* **Your objective**
In your copy, leave out the pictures; write out all the data exactly.

Dataset records

★ ★ ★

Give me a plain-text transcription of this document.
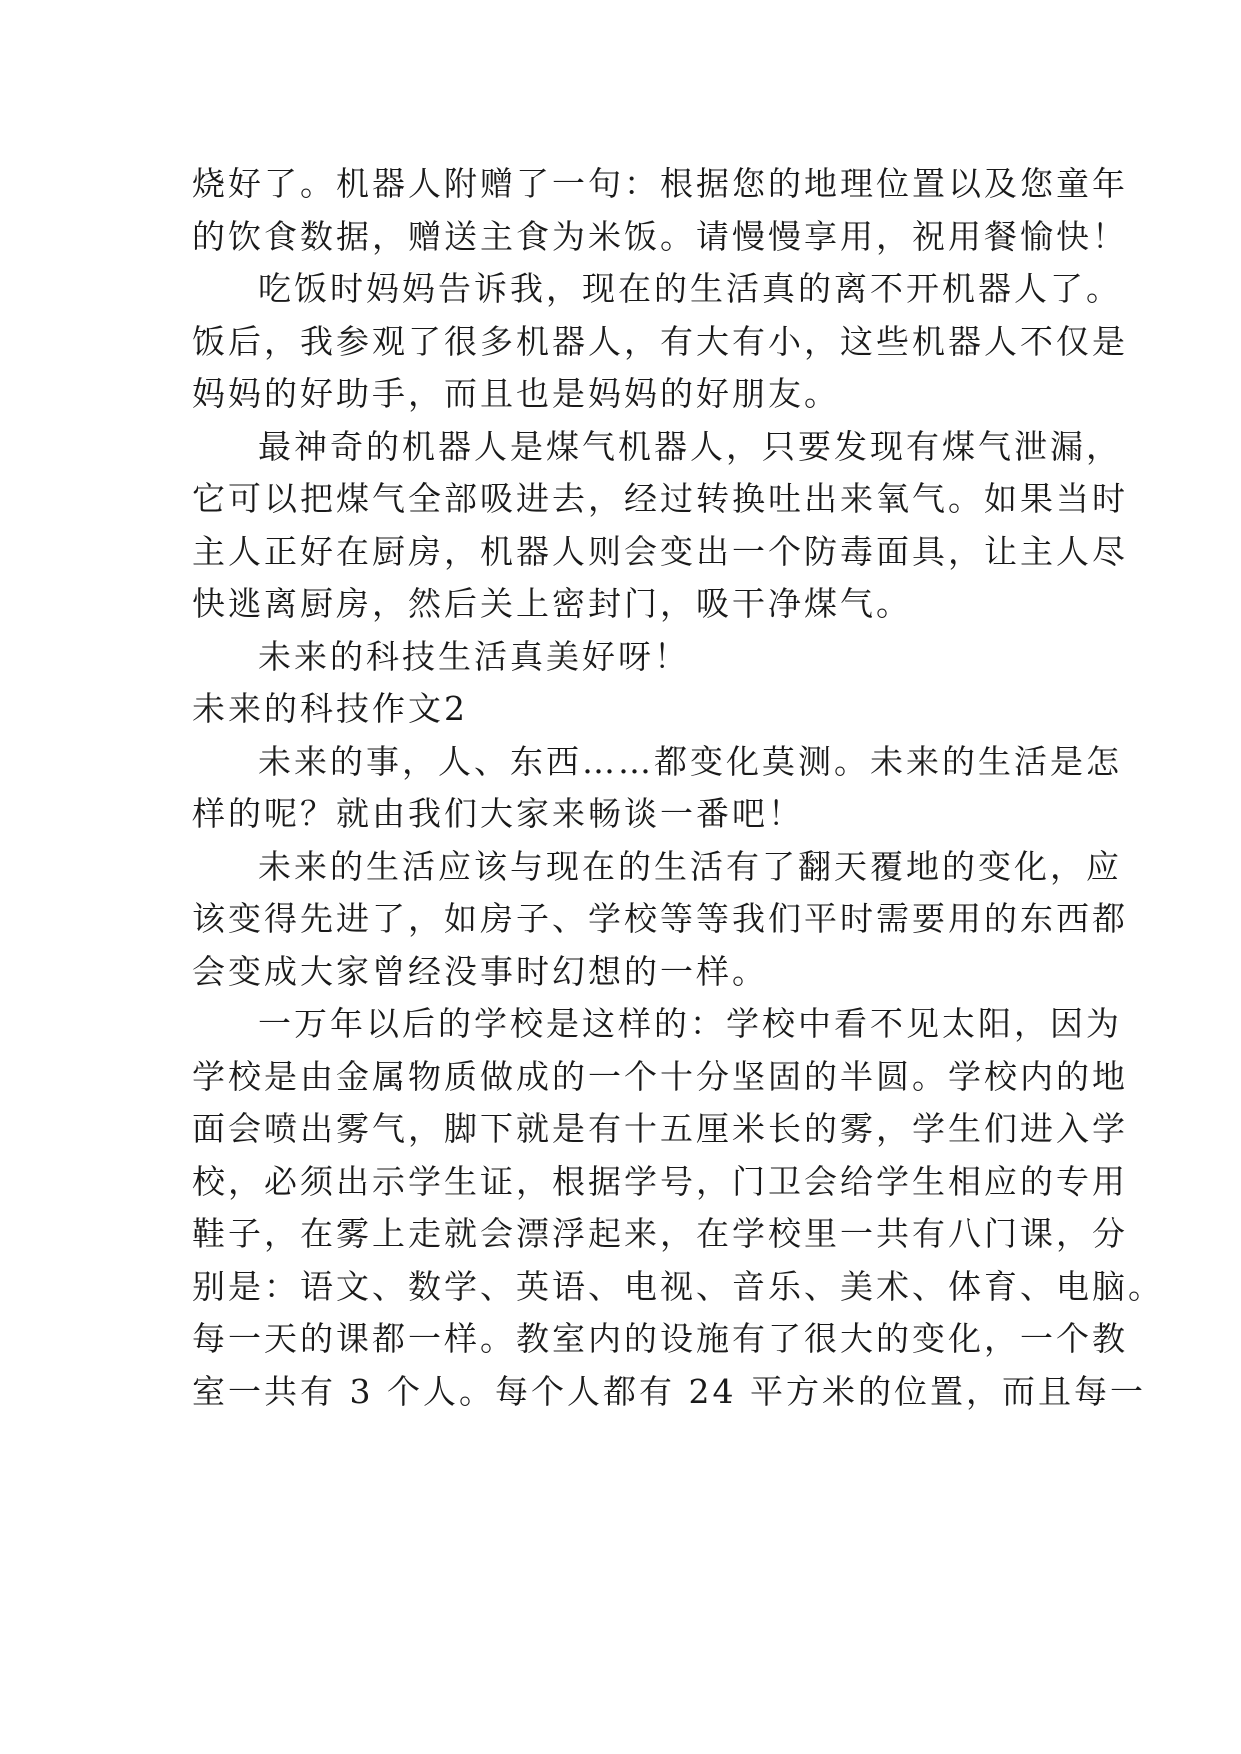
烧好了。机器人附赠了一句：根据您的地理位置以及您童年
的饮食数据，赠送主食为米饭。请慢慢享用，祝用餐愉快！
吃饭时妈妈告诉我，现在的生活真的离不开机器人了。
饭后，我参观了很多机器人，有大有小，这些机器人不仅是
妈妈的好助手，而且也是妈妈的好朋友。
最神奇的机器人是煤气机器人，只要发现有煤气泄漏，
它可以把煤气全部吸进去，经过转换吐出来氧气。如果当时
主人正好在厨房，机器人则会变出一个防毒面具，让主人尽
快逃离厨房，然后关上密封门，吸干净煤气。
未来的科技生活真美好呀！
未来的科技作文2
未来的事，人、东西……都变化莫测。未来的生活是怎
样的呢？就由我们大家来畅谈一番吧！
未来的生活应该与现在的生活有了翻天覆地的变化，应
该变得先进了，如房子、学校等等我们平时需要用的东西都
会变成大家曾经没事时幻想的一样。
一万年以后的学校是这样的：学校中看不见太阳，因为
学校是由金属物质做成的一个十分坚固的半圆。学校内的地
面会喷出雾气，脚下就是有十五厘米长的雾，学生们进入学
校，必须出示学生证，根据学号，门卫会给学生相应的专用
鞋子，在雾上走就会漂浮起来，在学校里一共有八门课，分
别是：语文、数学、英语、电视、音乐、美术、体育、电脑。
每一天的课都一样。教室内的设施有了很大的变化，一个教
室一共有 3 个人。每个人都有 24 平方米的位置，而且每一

★ ★ ★

* **Result of the exercise**
Give me a plain-text transcription of this document.
烧好了。机器人附赠了一句：根据您的地理位置以及您童年
的饮食数据，赠送主食为米饭。请慢慢享用，祝用餐愉快！
吃饭时妈妈告诉我，现在的生活真的离不开机器人了。
饭后，我参观了很多机器人，有大有小，这些机器人不仅是
妈妈的好助手，而且也是妈妈的好朋友。
最神奇的机器人是煤气机器人，只要发现有煤气泄漏，
它可以把煤气全部吸进去，经过转换吐出来氧气。如果当时
主人正好在厨房，机器人则会变出一个防毒面具，让主人尽
快逃离厨房，然后关上密封门，吸干净煤气。
未来的科技生活真美好呀！
未来的科技作文2
未来的事，人、东西……都变化莫测。未来的生活是怎
样的呢？就由我们大家来畅谈一番吧！
未来的生活应该与现在的生活有了翻天覆地的变化，应
该变得先进了，如房子、学校等等我们平时需要用的东西都
会变成大家曾经没事时幻想的一样。
一万年以后的学校是这样的：学校中看不见太阳，因为
学校是由金属物质做成的一个十分坚固的半圆。学校内的地
面会喷出雾气，脚下就是有十五厘米长的雾，学生们进入学
校，必须出示学生证，根据学号，门卫会给学生相应的专用
鞋子，在雾上走就会漂浮起来，在学校里一共有八门课，分
别是：语文、数学、英语、电视、音乐、美术、体育、电脑。
每一天的课都一样。教室内的设施有了很大的变化，一个教
室一共有 3 个人。每个人都有 24 平方米的位置，而且每一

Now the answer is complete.